*任务要求*. 请修改下面的记录：从含有“cell-passes: 4 xyxy=(353,1556,567,1711)”的那一行开始，一直到含有“cell-area: 125±13 xyxy=(145,1248,353,1479)”的那一行（首尾两行都包括），把其中的“table-row”换成“grid-row”，其余内容不变，只写出这些行。

* * *

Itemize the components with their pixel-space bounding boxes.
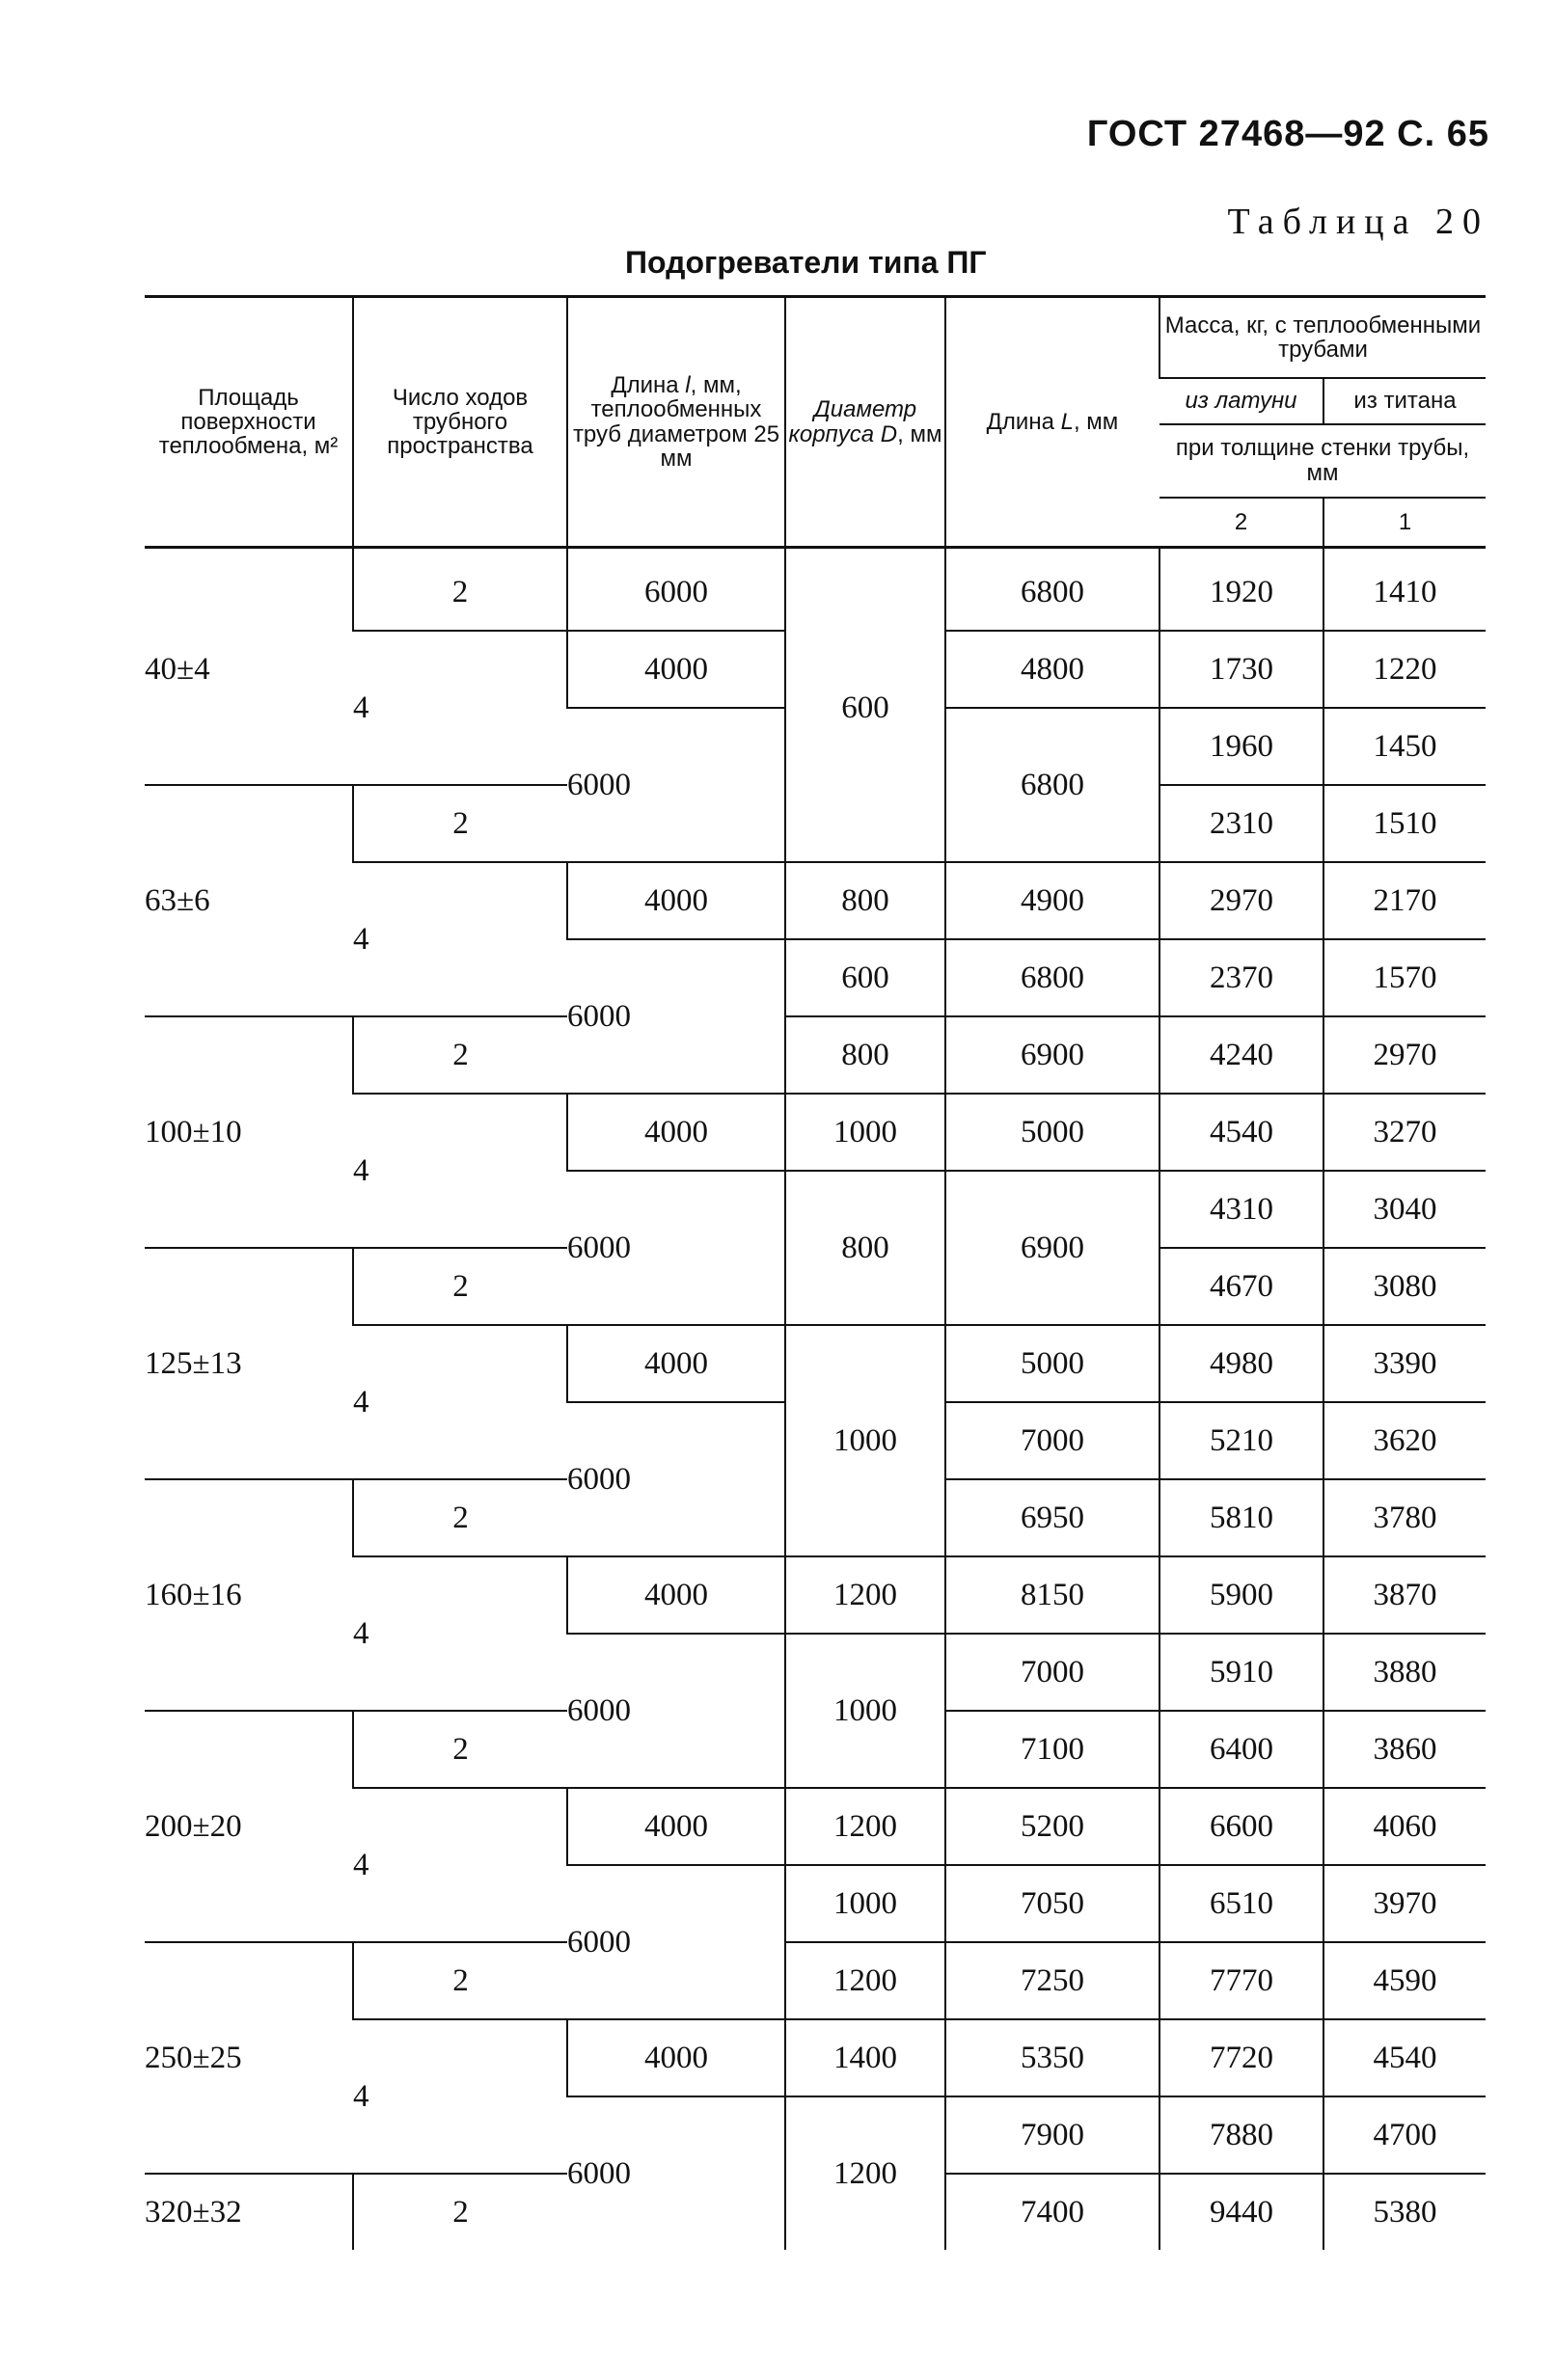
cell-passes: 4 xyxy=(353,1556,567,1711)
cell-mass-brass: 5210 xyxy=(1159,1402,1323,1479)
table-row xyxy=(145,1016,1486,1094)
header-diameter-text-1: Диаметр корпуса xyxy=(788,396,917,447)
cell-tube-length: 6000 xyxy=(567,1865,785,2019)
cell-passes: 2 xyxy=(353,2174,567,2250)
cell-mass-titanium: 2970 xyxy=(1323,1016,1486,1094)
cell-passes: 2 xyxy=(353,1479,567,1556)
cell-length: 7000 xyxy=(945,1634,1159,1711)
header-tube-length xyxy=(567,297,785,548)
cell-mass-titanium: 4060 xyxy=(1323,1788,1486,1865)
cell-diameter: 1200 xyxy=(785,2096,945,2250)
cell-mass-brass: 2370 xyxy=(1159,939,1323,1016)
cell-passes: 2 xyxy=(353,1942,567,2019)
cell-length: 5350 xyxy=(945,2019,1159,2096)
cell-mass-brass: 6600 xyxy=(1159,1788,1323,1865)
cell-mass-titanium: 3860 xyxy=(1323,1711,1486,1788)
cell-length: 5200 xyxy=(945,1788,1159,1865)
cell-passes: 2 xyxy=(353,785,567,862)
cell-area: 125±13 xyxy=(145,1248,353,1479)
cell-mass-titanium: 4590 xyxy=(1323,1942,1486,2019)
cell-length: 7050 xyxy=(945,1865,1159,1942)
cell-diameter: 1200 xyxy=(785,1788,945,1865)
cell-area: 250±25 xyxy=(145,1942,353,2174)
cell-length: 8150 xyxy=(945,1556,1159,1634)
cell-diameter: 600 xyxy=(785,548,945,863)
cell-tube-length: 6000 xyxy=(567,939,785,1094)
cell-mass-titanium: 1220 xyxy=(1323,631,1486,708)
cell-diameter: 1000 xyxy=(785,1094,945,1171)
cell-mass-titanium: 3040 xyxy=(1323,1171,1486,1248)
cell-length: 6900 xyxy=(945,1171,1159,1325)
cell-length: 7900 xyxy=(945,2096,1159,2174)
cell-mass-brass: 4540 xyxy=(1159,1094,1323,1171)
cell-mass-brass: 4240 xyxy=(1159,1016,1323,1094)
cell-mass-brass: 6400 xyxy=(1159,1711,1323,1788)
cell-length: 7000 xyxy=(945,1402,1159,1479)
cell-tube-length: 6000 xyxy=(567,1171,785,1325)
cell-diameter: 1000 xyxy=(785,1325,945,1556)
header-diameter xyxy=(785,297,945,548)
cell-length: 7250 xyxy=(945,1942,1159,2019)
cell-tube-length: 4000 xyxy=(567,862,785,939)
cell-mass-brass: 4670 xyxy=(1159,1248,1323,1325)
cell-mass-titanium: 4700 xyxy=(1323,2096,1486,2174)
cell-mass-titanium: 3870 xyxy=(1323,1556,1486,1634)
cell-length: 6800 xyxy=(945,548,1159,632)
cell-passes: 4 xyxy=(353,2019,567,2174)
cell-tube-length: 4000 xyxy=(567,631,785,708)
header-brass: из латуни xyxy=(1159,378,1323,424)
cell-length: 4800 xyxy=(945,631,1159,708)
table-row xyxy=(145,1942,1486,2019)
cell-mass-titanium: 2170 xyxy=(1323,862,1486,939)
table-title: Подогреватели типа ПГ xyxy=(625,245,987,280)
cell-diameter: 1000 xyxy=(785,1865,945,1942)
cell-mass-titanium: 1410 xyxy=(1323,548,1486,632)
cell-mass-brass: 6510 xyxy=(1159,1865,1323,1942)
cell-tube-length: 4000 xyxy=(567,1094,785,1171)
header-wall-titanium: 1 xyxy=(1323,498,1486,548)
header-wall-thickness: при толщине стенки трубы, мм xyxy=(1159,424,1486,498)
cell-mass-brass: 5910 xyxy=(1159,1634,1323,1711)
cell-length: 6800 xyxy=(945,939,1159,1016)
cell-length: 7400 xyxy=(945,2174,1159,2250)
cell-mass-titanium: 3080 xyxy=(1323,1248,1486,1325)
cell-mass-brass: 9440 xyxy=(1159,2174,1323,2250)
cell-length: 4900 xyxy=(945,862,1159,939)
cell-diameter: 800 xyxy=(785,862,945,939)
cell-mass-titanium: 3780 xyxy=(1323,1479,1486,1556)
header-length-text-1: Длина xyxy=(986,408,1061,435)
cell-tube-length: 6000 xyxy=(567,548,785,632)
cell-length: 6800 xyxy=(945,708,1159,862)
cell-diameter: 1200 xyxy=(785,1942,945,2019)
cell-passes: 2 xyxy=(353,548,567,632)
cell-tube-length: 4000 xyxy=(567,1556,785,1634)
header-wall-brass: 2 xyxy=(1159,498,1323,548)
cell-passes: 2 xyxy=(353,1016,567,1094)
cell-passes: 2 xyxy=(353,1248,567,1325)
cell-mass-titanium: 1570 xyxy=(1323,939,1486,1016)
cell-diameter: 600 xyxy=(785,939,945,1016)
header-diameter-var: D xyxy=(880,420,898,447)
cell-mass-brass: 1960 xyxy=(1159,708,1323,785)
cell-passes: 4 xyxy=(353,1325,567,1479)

* * *

*完成的练习*.
cell-passes: 4 xyxy=(353,1556,567,1711)
cell-mass-brass: 5210 xyxy=(1159,1402,1323,1479)
grid-row xyxy=(145,1016,1486,1094)
header-diameter-text-1: Диаметр корпуса xyxy=(788,396,917,447)
cell-tube-length: 6000 xyxy=(567,1865,785,2019)
cell-passes: 2 xyxy=(353,2174,567,2250)
cell-mass-titanium: 2970 xyxy=(1323,1016,1486,1094)
cell-passes: 2 xyxy=(353,1479,567,1556)
cell-length: 7000 xyxy=(945,1634,1159,1711)
header-tube-length xyxy=(567,297,785,548)
cell-mass-titanium: 4060 xyxy=(1323,1788,1486,1865)
cell-diameter: 1200 xyxy=(785,2096,945,2250)
cell-mass-brass: 2370 xyxy=(1159,939,1323,1016)
cell-passes: 2 xyxy=(353,1942,567,2019)
cell-length: 5350 xyxy=(945,2019,1159,2096)
cell-mass-brass: 6600 xyxy=(1159,1788,1323,1865)
cell-mass-titanium: 3860 xyxy=(1323,1711,1486,1788)
cell-length: 5200 xyxy=(945,1788,1159,1865)
cell-passes: 2 xyxy=(353,785,567,862)
cell-area: 125±13 xyxy=(145,1248,353,1479)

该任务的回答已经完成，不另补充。